__What is expected__. The records below must be duplicated exactly, character for character.
— Start —
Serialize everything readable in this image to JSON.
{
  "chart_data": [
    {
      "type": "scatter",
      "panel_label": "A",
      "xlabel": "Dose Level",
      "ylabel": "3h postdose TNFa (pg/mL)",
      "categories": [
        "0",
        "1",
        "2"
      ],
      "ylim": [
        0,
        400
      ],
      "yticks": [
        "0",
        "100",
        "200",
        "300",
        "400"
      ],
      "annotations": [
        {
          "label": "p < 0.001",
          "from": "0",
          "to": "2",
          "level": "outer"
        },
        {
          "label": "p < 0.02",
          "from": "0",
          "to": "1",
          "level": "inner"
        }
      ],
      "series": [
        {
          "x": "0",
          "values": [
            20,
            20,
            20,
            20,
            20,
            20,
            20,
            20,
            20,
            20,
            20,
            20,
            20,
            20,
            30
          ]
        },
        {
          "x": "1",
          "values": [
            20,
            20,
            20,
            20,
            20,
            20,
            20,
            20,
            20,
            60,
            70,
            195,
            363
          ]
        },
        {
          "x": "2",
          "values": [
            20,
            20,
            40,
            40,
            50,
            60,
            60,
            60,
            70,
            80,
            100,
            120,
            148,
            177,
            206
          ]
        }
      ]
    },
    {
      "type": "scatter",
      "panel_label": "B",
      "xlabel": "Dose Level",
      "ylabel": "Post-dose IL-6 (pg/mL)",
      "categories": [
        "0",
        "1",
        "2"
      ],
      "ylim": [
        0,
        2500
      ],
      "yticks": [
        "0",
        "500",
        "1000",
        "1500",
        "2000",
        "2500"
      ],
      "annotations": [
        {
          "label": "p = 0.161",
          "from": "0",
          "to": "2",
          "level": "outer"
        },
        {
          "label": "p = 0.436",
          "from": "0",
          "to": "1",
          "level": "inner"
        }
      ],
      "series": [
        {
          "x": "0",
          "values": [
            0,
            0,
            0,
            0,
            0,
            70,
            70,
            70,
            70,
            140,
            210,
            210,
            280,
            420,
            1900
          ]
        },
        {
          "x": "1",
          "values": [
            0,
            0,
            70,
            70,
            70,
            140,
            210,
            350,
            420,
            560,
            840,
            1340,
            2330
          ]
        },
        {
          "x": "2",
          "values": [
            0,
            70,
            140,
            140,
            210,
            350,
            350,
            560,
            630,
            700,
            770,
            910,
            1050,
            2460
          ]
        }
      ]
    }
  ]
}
— End —
__Solution__.
Serialize everything readable in this image to JSON.
{
  "chart_data": [
    {
      "type": "scatter",
      "panel_label": "A",
      "xlabel": "Dose Level",
      "ylabel": "3h postdose TNFa (pg/mL)",
      "categories": [
        "0",
        "1",
        "2"
      ],
      "ylim": [
        0,
        400
      ],
      "yticks": [
        "0",
        "100",
        "200",
        "300",
        "400"
      ],
      "annotations": [
        {
          "label": "p < 0.001",
          "from": "0",
          "to": "2",
          "level": "outer"
        },
        {
          "label": "p < 0.02",
          "from": "0",
          "to": "1",
          "level": "inner"
        }
      ],
      "series": [
        {
          "x": "0",
          "values": [
            20,
            20,
            20,
            20,
            20,
            20,
            20,
            20,
            20,
            20,
            20,
            20,
            20,
            20,
            30
          ]
        },
        {
          "x": "1",
          "values": [
            20,
            20,
            20,
            20,
            20,
            20,
            20,
            20,
            20,
            60,
            70,
            195,
            363
          ]
        },
        {
          "x": "2",
          "values": [
            20,
            20,
            40,
            40,
            50,
            60,
            60,
            60,
            70,
            80,
            100,
            120,
            148,
            177,
            206
          ]
        }
      ]
    },
    {
      "type": "scatter",
      "panel_label": "B",
      "xlabel": "Dose Level",
      "ylabel": "Post-dose IL-6 (pg/mL)",
      "categories": [
        "0",
        "1",
        "2"
      ],
      "ylim": [
        0,
        2500
      ],
      "yticks": [
        "0",
        "500",
        "1000",
        "1500",
        "2000",
        "2500"
      ],
      "annotations": [
        {
          "label": "p = 0.161",
          "from": "0",
          "to": "2",
          "level": "outer"
        },
        {
          "label": "p = 0.436",
          "from": "0",
          "to": "1",
          "level": "inner"
        }
      ],
      "series": [
        {
          "x": "0",
          "values": [
            0,
            0,
            0,
            0,
            0,
            70,
            70,
            70,
            70,
            140,
            210,
            210,
            280,
            420,
            1900
          ]
        },
        {
          "x": "1",
          "values": [
            0,
            0,
            70,
            70,
            70,
            140,
            210,
            350,
            420,
            560,
            840,
            1340,
            2330
          ]
        },
        {
          "x": "2",
          "values": [
            0,
            70,
            140,
            140,
            210,
            350,
            350,
            560,
            630,
            700,
            770,
            910,
            1050,
            2460
          ]
        }
      ]
    }
  ]
}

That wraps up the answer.